## [Data extract]
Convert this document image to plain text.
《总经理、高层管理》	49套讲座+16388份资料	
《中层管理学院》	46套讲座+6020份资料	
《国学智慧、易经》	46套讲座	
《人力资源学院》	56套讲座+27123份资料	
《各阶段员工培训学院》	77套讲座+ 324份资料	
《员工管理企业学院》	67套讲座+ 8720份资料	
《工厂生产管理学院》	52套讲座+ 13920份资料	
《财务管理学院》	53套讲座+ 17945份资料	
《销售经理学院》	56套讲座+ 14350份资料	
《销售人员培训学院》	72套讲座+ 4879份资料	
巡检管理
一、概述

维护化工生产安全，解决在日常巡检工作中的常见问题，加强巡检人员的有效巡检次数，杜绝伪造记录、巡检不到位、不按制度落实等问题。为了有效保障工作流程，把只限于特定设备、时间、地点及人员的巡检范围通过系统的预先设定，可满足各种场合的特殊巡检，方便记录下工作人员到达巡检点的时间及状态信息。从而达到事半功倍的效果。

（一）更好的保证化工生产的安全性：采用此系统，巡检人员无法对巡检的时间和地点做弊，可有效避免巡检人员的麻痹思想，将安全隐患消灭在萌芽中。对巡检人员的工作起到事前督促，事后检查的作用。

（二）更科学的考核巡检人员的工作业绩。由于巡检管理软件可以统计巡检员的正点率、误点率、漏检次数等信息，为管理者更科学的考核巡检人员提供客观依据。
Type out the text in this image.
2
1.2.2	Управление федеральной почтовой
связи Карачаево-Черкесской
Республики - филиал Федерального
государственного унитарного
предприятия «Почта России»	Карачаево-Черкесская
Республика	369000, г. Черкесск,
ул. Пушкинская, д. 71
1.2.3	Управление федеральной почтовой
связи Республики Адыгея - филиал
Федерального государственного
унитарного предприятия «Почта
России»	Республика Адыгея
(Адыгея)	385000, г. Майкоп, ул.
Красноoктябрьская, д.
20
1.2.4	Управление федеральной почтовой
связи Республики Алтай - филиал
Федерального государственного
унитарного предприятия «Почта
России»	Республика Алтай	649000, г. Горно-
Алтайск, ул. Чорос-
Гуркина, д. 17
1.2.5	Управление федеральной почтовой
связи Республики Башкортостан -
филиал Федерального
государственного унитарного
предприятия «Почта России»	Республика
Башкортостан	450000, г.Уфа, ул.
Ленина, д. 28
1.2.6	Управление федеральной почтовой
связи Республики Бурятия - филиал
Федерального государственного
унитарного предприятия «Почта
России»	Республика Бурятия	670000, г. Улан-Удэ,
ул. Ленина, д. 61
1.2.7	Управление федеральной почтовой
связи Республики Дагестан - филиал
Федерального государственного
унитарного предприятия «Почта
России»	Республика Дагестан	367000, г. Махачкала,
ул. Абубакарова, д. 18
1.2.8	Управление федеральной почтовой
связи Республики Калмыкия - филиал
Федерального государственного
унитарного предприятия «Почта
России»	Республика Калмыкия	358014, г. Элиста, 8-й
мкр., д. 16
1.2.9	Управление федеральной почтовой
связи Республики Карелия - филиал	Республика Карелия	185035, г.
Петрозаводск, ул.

## [Work to complete]
Retype all of the entries precisely as they are.

## [Response to the task]
Convert this document image to plain text.
《总经理、高层管理》	49套讲座+16388份资料	
《中层管理学院》	46套讲座+6020份资料	
《国学智慧、易经》	46套讲座	
《人力资源学院》	56套讲座+27123份资料	
《各阶段员工培训学院》	77套讲座+ 324份资料	
《员工管理企业学院》	67套讲座+ 8720份资料	
《工厂生产管理学院》	52套讲座+ 13920份资料	
《财务管理学院》	53套讲座+ 17945份资料	
《销售经理学院》	56套讲座+ 14350份资料	
《销售人员培训学院》	72套讲座+ 4879份资料	
巡检管理
一、概述

维护化工生产安全，解决在日常巡检工作中的常见问题，加强巡检人员的有效巡检次数，杜绝伪造记录、巡检不到位、不按制度落实等问题。为了有效保障工作流程，把只限于特定设备、时间、地点及人员的巡检范围通过系统的预先设定，可满足各种场合的特殊巡检，方便记录下工作人员到达巡检点的时间及状态信息。从而达到事半功倍的效果。

（一）更好的保证化工生产的安全性：采用此系统，巡检人员无法对巡检的时间和地点做弊，可有效避免巡检人员的麻痹思想，将安全隐患消灭在萌芽中。对巡检人员的工作起到事前督促，事后检查的作用。

（二）更科学的考核巡检人员的工作业绩。由于巡检管理软件可以统计巡检员的正点率、误点率、漏检次数等信息，为管理者更科学的考核巡检人员提供客观依据。
Type out the text in this image.
2
1.2.2	Управление федеральной почтовой
связи Карачаево-Черкесской
Республики - филиал Федерального
государственного унитарного
предприятия «Почта России»	Карачаево-Черкесская
Республика	369000, г. Черкесск,
ул. Пушкинская, д. 71
1.2.3	Управление федеральной почтовой
связи Республики Адыгея - филиал
Федерального государственного
унитарного предприятия «Почта
России»	Республика Адыгея
(Адыгея)	385000, г. Майкоп, ул.
Красноoктябрьская, д.
20
1.2.4	Управление федеральной почтовой
связи Республики Алтай - филиал
Федерального государственного
унитарного предприятия «Почта
России»	Республика Алтай	649000, г. Горно-
Алтайск, ул. Чорос-
Гуркина, д. 17
1.2.5	Управление федеральной почтовой
связи Республики Башкортостан -
филиал Федерального
государственного унитарного
предприятия «Почта России»	Республика
Башкортостан	450000, г.Уфа, ул.
Ленина, д. 28
1.2.6	Управление федеральной почтовой
связи Республики Бурятия - филиал
Федерального государственного
унитарного предприятия «Почта
России»	Республика Бурятия	670000, г. Улан-Удэ,
ул. Ленина, д. 61
1.2.7	Управление федеральной почтовой
связи Республики Дагестан - филиал
Федерального государственного
унитарного предприятия «Почта
России»	Республика Дагестан	367000, г. Махачкала,
ул. Абубакарова, д. 18
1.2.8	Управление федеральной почтовой
связи Республики Калмыкия - филиал
Федерального государственного
унитарного предприятия «Почта
России»	Республика Калмыкия	358014, г. Элиста, 8-й
мкр., д. 16
1.2.9	Управление федеральной почтовой
связи Республики Карелия - филиал	Республика Карелия	185035, г.
Петрозаводск, ул.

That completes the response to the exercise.